• _Problem statement_:
Write out each record again exactly as it stands.
*** Supplied information ***
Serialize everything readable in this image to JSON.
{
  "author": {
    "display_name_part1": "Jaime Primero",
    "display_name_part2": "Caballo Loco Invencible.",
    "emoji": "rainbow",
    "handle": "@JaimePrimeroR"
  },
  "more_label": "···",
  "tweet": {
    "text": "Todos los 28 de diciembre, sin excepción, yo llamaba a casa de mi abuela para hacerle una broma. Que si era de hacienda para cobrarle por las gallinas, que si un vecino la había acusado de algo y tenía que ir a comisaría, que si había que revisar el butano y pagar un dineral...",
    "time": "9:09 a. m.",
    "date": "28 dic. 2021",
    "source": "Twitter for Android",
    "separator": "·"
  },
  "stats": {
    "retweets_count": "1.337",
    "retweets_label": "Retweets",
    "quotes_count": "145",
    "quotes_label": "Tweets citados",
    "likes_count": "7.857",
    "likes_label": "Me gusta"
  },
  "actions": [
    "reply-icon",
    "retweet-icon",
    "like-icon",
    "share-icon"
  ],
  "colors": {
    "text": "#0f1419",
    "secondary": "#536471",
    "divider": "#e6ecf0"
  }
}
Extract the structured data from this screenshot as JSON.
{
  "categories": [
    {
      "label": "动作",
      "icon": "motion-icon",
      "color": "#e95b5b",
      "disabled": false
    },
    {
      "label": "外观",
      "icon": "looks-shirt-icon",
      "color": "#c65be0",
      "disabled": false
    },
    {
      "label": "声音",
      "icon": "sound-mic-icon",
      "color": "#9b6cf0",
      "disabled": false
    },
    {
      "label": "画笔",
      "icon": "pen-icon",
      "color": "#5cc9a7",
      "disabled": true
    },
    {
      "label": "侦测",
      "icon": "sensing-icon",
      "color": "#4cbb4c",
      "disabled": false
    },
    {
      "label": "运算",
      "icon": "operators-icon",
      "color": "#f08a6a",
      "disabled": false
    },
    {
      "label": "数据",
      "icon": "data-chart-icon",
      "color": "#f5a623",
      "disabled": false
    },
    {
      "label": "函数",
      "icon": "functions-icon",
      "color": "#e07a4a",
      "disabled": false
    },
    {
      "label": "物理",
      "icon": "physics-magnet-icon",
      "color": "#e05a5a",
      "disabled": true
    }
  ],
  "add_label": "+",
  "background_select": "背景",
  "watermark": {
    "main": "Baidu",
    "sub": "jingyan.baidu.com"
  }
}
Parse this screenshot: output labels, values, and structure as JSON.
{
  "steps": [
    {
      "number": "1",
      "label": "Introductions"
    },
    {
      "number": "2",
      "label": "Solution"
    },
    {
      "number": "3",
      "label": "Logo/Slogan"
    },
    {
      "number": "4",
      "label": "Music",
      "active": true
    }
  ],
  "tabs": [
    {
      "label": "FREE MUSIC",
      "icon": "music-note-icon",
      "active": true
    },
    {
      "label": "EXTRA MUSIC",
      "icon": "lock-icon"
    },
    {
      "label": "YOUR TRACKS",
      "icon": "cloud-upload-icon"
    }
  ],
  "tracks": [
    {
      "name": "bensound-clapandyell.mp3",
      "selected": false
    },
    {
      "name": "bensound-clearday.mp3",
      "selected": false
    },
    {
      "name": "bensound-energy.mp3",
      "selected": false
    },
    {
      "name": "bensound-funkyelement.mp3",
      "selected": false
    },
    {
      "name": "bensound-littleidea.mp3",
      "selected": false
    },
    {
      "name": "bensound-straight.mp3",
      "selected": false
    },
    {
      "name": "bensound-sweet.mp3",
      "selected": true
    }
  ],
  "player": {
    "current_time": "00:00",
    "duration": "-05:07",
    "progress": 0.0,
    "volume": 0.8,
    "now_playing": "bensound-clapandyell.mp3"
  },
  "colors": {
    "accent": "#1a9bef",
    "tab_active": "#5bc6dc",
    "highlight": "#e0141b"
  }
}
***
• _Correct output_:
Serialize everything readable in this image to JSON.
{
  "author": {
    "display_name_part1": "Jaime Primero",
    "display_name_part2": "Caballo Loco Invencible.",
    "emoji": "rainbow",
    "handle": "@JaimePrimeroR"
  },
  "more_label": "···",
  "tweet": {
    "text": "Todos los 28 de diciembre, sin excepción, yo llamaba a casa de mi abuela para hacerle una broma. Que si era de hacienda para cobrarle por las gallinas, que si un vecino la había acusado de algo y tenía que ir a comisaría, que si había que revisar el butano y pagar un dineral...",
    "time": "9:09 a. m.",
    "date": "28 dic. 2021",
    "source": "Twitter for Android",
    "separator": "·"
  },
  "stats": {
    "retweets_count": "1.337",
    "retweets_label": "Retweets",
    "quotes_count": "145",
    "quotes_label": "Tweets citados",
    "likes_count": "7.857",
    "likes_label": "Me gusta"
  },
  "actions": [
    "reply-icon",
    "retweet-icon",
    "like-icon",
    "share-icon"
  ],
  "colors": {
    "text": "#0f1419",
    "secondary": "#536471",
    "divider": "#e6ecf0"
  }
}
Extract the structured data from this screenshot as JSON.
{
  "categories": [
    {
      "label": "动作",
      "icon": "motion-icon",
      "color": "#e95b5b",
      "disabled": false
    },
    {
      "label": "外观",
      "icon": "looks-shirt-icon",
      "color": "#c65be0",
      "disabled": false
    },
    {
      "label": "声音",
      "icon": "sound-mic-icon",
      "color": "#9b6cf0",
      "disabled": false
    },
    {
      "label": "画笔",
      "icon": "pen-icon",
      "color": "#5cc9a7",
      "disabled": true
    },
    {
      "label": "侦测",
      "icon": "sensing-icon",
      "color": "#4cbb4c",
      "disabled": false
    },
    {
      "label": "运算",
      "icon": "operators-icon",
      "color": "#f08a6a",
      "disabled": false
    },
    {
      "label": "数据",
      "icon": "data-chart-icon",
      "color": "#f5a623",
      "disabled": false
    },
    {
      "label": "函数",
      "icon": "functions-icon",
      "color": "#e07a4a",
      "disabled": false
    },
    {
      "label": "物理",
      "icon": "physics-magnet-icon",
      "color": "#e05a5a",
      "disabled": true
    }
  ],
  "add_label": "+",
  "background_select": "背景",
  "watermark": {
    "main": "Baidu",
    "sub": "jingyan.baidu.com"
  }
}
Parse this screenshot: output labels, values, and structure as JSON.
{
  "steps": [
    {
      "number": "1",
      "label": "Introductions"
    },
    {
      "number": "2",
      "label": "Solution"
    },
    {
      "number": "3",
      "label": "Logo/Slogan"
    },
    {
      "number": "4",
      "label": "Music",
      "active": true
    }
  ],
  "tabs": [
    {
      "label": "FREE MUSIC",
      "icon": "music-note-icon",
      "active": true
    },
    {
      "label": "EXTRA MUSIC",
      "icon": "lock-icon"
    },
    {
      "label": "YOUR TRACKS",
      "icon": "cloud-upload-icon"
    }
  ],
  "tracks": [
    {
      "name": "bensound-clapandyell.mp3",
      "selected": false
    },
    {
      "name": "bensound-clearday.mp3",
      "selected": false
    },
    {
      "name": "bensound-energy.mp3",
      "selected": false
    },
    {
      "name": "bensound-funkyelement.mp3",
      "selected": false
    },
    {
      "name": "bensound-littleidea.mp3",
      "selected": false
    },
    {
      "name": "bensound-straight.mp3",
      "selected": false
    },
    {
      "name": "bensound-sweet.mp3",
      "selected": true
    }
  ],
  "player": {
    "current_time": "00:00",
    "duration": "-05:07",
    "progress": 0.0,
    "volume": 0.8,
    "now_playing": "bensound-clapandyell.mp3"
  },
  "colors": {
    "accent": "#1a9bef",
    "tab_active": "#5bc6dc",
    "highlight": "#e0141b"
  }
}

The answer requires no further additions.